**Written task**
Go through the material below, count the lines with the word "JSON", and reply with the count alone.

Figure dataset records
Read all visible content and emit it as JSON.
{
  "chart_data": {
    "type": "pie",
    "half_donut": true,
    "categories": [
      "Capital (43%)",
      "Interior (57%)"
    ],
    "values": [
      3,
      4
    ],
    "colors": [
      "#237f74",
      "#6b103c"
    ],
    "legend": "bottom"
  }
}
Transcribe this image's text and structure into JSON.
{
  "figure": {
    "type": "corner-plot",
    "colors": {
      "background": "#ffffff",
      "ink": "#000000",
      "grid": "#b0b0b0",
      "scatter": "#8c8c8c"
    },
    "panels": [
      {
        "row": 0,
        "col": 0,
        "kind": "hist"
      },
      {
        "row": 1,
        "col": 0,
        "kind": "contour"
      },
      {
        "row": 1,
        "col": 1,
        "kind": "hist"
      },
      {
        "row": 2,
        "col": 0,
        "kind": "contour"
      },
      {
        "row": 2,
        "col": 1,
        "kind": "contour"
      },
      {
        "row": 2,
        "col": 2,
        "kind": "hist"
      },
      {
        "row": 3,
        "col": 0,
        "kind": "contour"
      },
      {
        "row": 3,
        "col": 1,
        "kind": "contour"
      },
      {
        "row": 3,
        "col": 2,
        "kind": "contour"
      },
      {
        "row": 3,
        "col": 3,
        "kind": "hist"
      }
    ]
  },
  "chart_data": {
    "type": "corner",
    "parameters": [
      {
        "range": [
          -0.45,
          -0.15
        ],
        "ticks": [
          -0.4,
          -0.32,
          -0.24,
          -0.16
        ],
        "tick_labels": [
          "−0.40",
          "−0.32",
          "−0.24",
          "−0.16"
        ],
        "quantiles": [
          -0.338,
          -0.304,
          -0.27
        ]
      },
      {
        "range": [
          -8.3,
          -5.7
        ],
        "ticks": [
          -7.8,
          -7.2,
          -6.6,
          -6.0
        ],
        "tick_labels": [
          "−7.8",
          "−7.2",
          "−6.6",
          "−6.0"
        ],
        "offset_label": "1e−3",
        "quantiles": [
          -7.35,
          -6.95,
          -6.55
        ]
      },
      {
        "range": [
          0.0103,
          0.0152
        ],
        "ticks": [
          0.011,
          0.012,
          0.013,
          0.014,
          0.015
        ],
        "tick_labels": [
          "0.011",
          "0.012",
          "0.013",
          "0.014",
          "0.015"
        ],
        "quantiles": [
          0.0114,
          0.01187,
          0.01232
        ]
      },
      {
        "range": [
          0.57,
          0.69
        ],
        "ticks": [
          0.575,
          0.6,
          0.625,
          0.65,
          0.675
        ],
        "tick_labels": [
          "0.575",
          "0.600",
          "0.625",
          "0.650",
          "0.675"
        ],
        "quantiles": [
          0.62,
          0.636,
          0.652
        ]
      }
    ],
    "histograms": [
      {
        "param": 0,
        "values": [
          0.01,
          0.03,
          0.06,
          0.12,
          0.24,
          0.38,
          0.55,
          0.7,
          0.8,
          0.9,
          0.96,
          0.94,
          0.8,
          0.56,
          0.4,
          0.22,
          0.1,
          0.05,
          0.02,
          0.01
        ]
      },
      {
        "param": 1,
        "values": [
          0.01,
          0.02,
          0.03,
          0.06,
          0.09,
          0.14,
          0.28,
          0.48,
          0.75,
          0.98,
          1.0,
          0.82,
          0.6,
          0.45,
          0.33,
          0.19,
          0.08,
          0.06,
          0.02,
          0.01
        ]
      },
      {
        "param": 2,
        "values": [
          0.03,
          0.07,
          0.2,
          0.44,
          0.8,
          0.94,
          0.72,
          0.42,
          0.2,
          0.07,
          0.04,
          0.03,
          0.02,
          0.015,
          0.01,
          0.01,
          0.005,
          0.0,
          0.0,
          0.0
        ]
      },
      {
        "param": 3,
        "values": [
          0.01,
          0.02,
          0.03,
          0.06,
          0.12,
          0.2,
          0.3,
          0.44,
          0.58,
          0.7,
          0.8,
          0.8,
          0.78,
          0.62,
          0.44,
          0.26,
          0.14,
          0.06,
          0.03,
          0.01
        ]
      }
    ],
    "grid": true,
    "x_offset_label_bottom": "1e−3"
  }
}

**Full answer**
2